◆ PROBLEM
Type out the complete listing below word for word, without its pictures.

◆ RECORD LIST

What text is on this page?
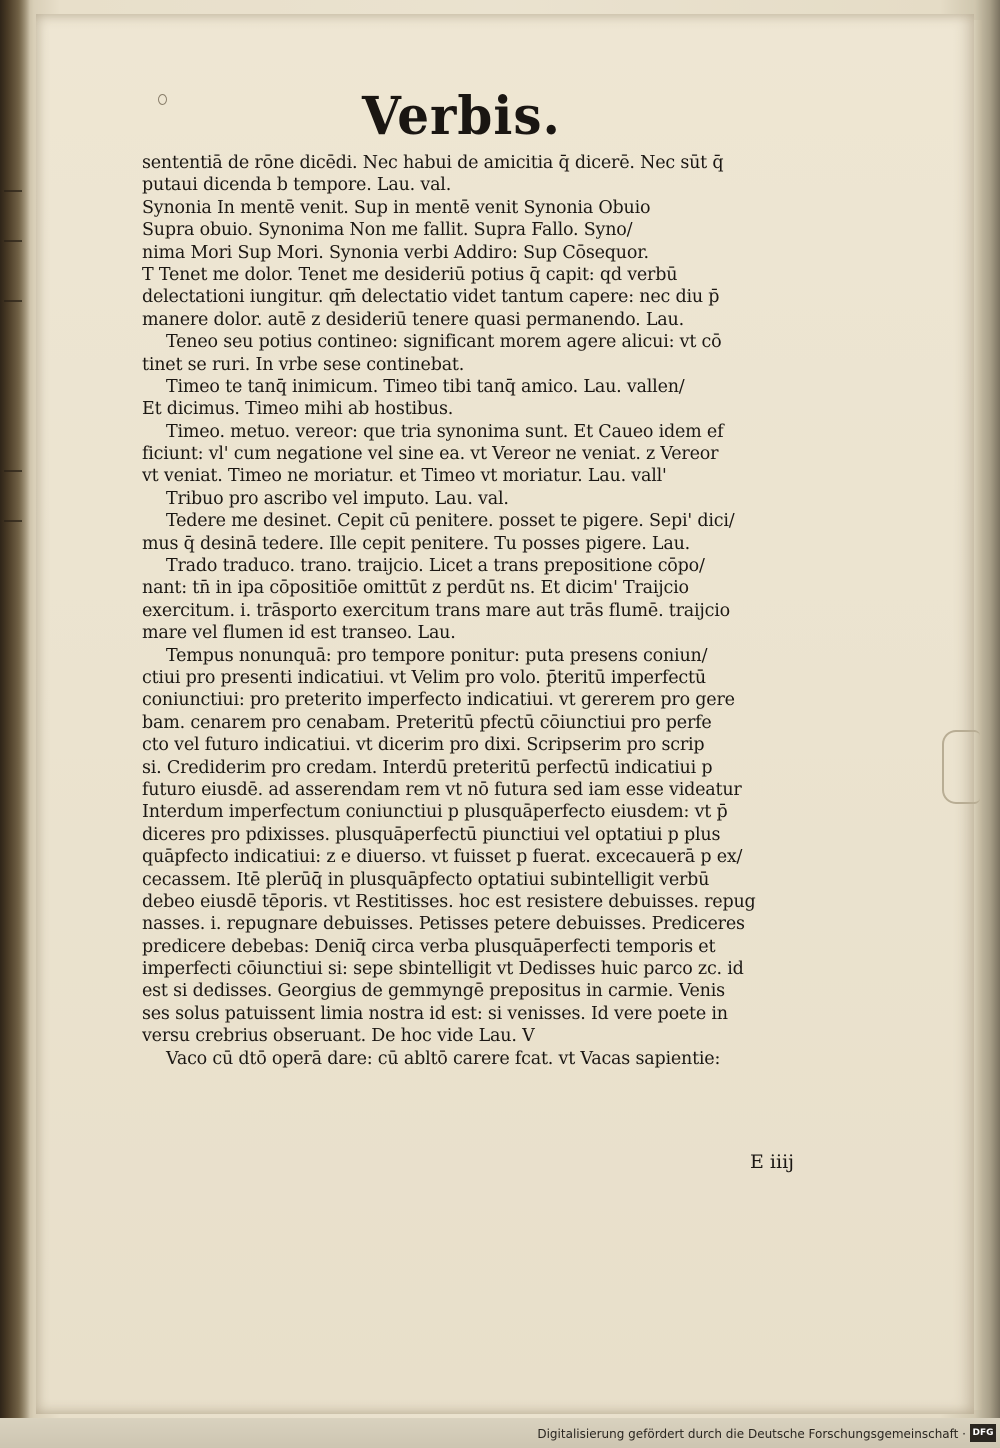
Verbis.
sententiā de rōne dicēdi. Nec habui de amicitia q̄ dicerē. Nec sūt q̄
putaui dicenda b̄ tempore. Lau. val.
Synonia In mentē venit. Sup in mentē venit Synonia Obuio
Supra obuio. Synonima Non me fallit. Supra Fallo. Syno/
nima Mori Sup Mori. Synonia verbi Addiro: Sup Cōsequor.
T Tenet me dolor. Tenet me desideriū potius q̄ capit: qd verbū
delectationi iungitur. qm̄ delectatio videt tantum capere: nec diu p̄
manere dolor. autē z desideriū tenere quasi permanendo. Lau.
Teneo seu potius contineo: significant morem agere alicui: vt cō
tinet se ruri. In vrbe sese continebat.
Timeo te tanq̄ inimicum. Timeo tibi tanq̄ amico. Lau. vallen/
Et dicimus. Timeo mihi ab hostibus.
Timeo. metuo. vereor: que tria synonima sunt. Et Caueo idem ef
ficiunt: vl' cum negatione vel sine ea. vt Vereor ne veniat. z Vereor
vt veniat. Timeo ne moriatur. et Timeo vt moriatur. Lau. vall'
Tribuo pro ascribo vel imputo. Lau. val.
Tedere me desinet. Cepit cū penitere. posset te pigere. Sepi' dici/
mus q̄ desinā tedere. Ille cepit penitere. Tu posses pigere. Lau.
Trado traduco. trano. traijcio. Licet a trans prepositione cōpo/
nant: tn̄ in ipa cōpositiōe omittūt z perdūt ns. Et dicim' Traijcio
exercitum. i. trāsporto exercitum trans mare aut trās flumē. traijcio
mare vel flumen id est transeo. Lau.
Tempus nonunquā: pro tempore ponitur: puta presens coniun/
ctiui pro presenti indicatiui. vt Velim pro volo. p̄teritū imperfectū
coniunctiui: pro preterito imperfecto indicatiui. vt gererem pro gere
bam. cenarem pro cenabam. Preteritū pfectū cōiunctiui pro perfe
cto vel futuro indicatiui. vt dicerim pro dixi. Scripserim pro scrip
si. Crediderim pro credam. Interdū preteritū perfectū indicatiui p
futuro eiusdē. ad asserendam rem vt nō futura sed iam esse videatur
Interdum imperfectum coniunctiui p plusquāperfecto eiusdem: vt p̄
diceres pro pdixisses. plusquāperfectū piunctiui vel optatiui p plus
quāpfecto indicatiui: z e diuerso. vt fuisset p fuerat. excecauerā p ex/
cecassem. Itē plerūq̄ in plusquāpfecto optatiui subintelligit verbū
debeo eiusdē tēporis. vt Restitisses. hoc est resistere debuisses. repug
nasses. i. repugnare debuisses. Petisses petere debuisses. Prediceres
predicere debebas: Deniq̄ circa verba plusquāperfecti temporis et
imperfecti cōiunctiui si: sepe sbintelligit vt Dedisses huic parco zc. id
est si dedisses. Georgius de gemmyngē prepositus in carmie. Venis
ses solus patuissent limia nostra id est: si venisses. Id vere poete in
versu crebrius obseruant. De hoc vide Lau. V
Vaco cū dtō operā dare: cū abltō carere fcat. vt Vacas sapientie:
E iiij
Digitalisierung gefördert durch die Deutsche Forschungsgemeinschaft · DFG
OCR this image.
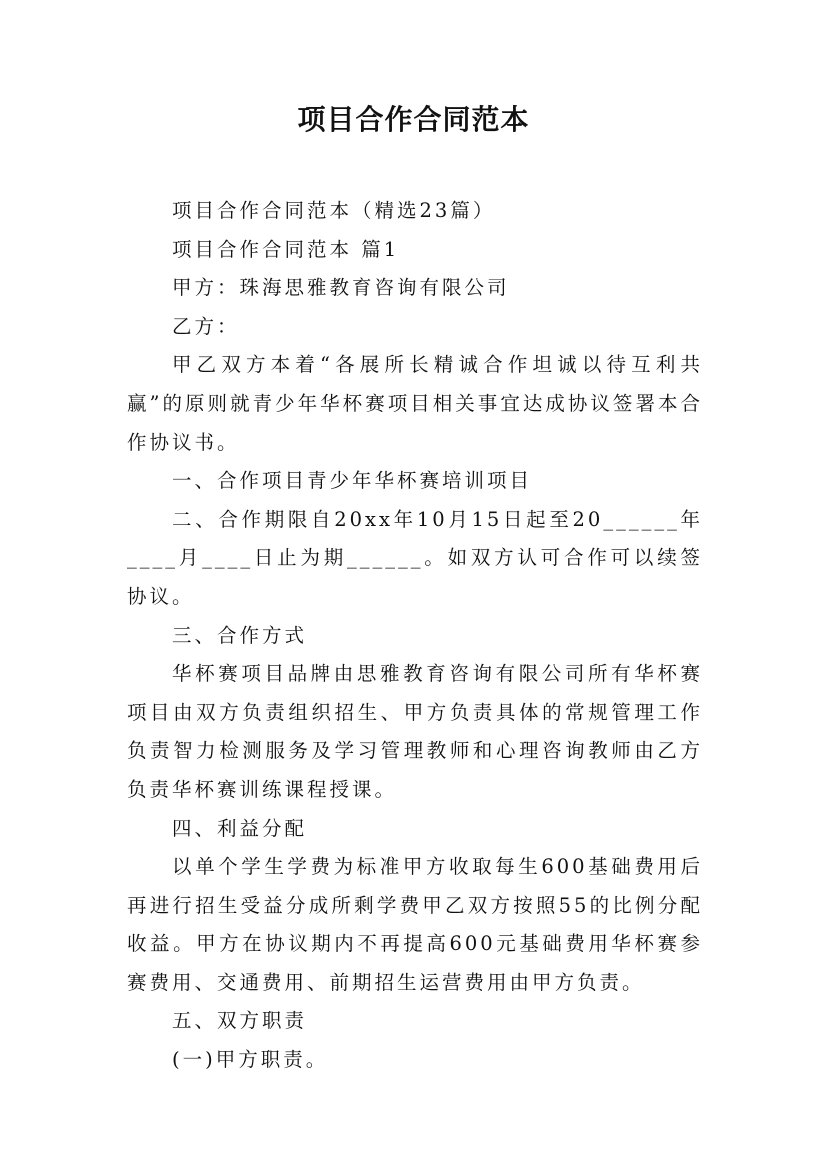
项目合作合同范本

项目合作合同范本（精选23篇）

项目合作合同范本 篇1

甲方：珠海思雅教育咨询有限公司

乙方：

甲乙双方本着“各展所长精诚合作坦诚以待互利共赢”的原则就青少年华杯赛项目相关事宜达成协议签署本合作协议书。

一、合作项目青少年华杯赛培训项目

二、合作期限自20xx年10月15日起至20______年____月____日止为期______。如双方认可合作可以续签协议。

三、合作方式

华杯赛项目品牌由思雅教育咨询有限公司所有华杯赛项目由双方负责组织招生、甲方负责具体的常规管理工作负责智力检测服务及学习管理教师和心理咨询教师由乙方负责华杯赛训练课程授课。

四、利益分配

以单个学生学费为标准甲方收取每生600基础费用后再进行招生受益分成所剩学费甲乙双方按照55的比例分配收益。甲方在协议期内不再提高600元基础费用华杯赛参赛费用、交通费用、前期招生运营费用由甲方负责。

五、双方职责

(一)甲方职责。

◆ WORKED ANSWER
What text is on this page?
Verbis.
sententiā de rōne dicēdi. Nec habui de amicitia q̄ dicerē. Nec sūt q̄
putaui dicenda b̄ tempore. Lau. val.
Synonia In mentē venit. Sup in mentē venit Synonia Obuio
Supra obuio. Synonima Non me fallit. Supra Fallo. Syno/
nima Mori Sup Mori. Synonia verbi Addiro: Sup Cōsequor.
T Tenet me dolor. Tenet me desideriū potius q̄ capit: qd verbū
delectationi iungitur. qm̄ delectatio videt tantum capere: nec diu p̄
manere dolor. autē z desideriū tenere quasi permanendo. Lau.
Teneo seu potius contineo: significant morem agere alicui: vt cō
tinet se ruri. In vrbe sese continebat.
Timeo te tanq̄ inimicum. Timeo tibi tanq̄ amico. Lau. vallen/
Et dicimus. Timeo mihi ab hostibus.
Timeo. metuo. vereor: que tria synonima sunt. Et Caueo idem ef
ficiunt: vl' cum negatione vel sine ea. vt Vereor ne veniat. z Vereor
vt veniat. Timeo ne moriatur. et Timeo vt moriatur. Lau. vall'
Tribuo pro ascribo vel imputo. Lau. val.
Tedere me desinet. Cepit cū penitere. posset te pigere. Sepi' dici/
mus q̄ desinā tedere. Ille cepit penitere. Tu posses pigere. Lau.
Trado traduco. trano. traijcio. Licet a trans prepositione cōpo/
nant: tn̄ in ipa cōpositiōe omittūt z perdūt ns. Et dicim' Traijcio
exercitum. i. trāsporto exercitum trans mare aut trās flumē. traijcio
mare vel flumen id est transeo. Lau.
Tempus nonunquā: pro tempore ponitur: puta presens coniun/
ctiui pro presenti indicatiui. vt Velim pro volo. p̄teritū imperfectū
coniunctiui: pro preterito imperfecto indicatiui. vt gererem pro gere
bam. cenarem pro cenabam. Preteritū pfectū cōiunctiui pro perfe
cto vel futuro indicatiui. vt dicerim pro dixi. Scripserim pro scrip
si. Crediderim pro credam. Interdū preteritū perfectū indicatiui p
futuro eiusdē. ad asserendam rem vt nō futura sed iam esse videatur
Interdum imperfectum coniunctiui p plusquāperfecto eiusdem: vt p̄
diceres pro pdixisses. plusquāperfectū piunctiui vel optatiui p plus
quāpfecto indicatiui: z e diuerso. vt fuisset p fuerat. excecauerā p ex/
cecassem. Itē plerūq̄ in plusquāpfecto optatiui subintelligit verbū
debeo eiusdē tēporis. vt Restitisses. hoc est resistere debuisses. repug
nasses. i. repugnare debuisses. Petisses petere debuisses. Prediceres
predicere debebas: Deniq̄ circa verba plusquāperfecti temporis et
imperfecti cōiunctiui si: sepe sbintelligit vt Dedisses huic parco zc. id
est si dedisses. Georgius de gemmyngē prepositus in carmie. Venis
ses solus patuissent limia nostra id est: si venisses. Id vere poete in
versu crebrius obseruant. De hoc vide Lau. V
Vaco cū dtō operā dare: cū abltō carere fcat. vt Vacas sapientie:
E iiij
Digitalisierung gefördert durch die Deutsche Forschungsgemeinschaft · DFG
OCR this image.
项目合作合同范本

项目合作合同范本（精选23篇）

项目合作合同范本 篇1

甲方：珠海思雅教育咨询有限公司

乙方：

甲乙双方本着“各展所长精诚合作坦诚以待互利共赢”的原则就青少年华杯赛项目相关事宜达成协议签署本合作协议书。

一、合作项目青少年华杯赛培训项目

二、合作期限自20xx年10月15日起至20______年____月____日止为期______。如双方认可合作可以续签协议。

三、合作方式

华杯赛项目品牌由思雅教育咨询有限公司所有华杯赛项目由双方负责组织招生、甲方负责具体的常规管理工作负责智力检测服务及学习管理教师和心理咨询教师由乙方负责华杯赛训练课程授课。

四、利益分配

以单个学生学费为标准甲方收取每生600基础费用后再进行招生受益分成所剩学费甲乙双方按照55的比例分配收益。甲方在协议期内不再提高600元基础费用华杯赛参赛费用、交通费用、前期招生运营费用由甲方负责。

五、双方职责

(一)甲方职责。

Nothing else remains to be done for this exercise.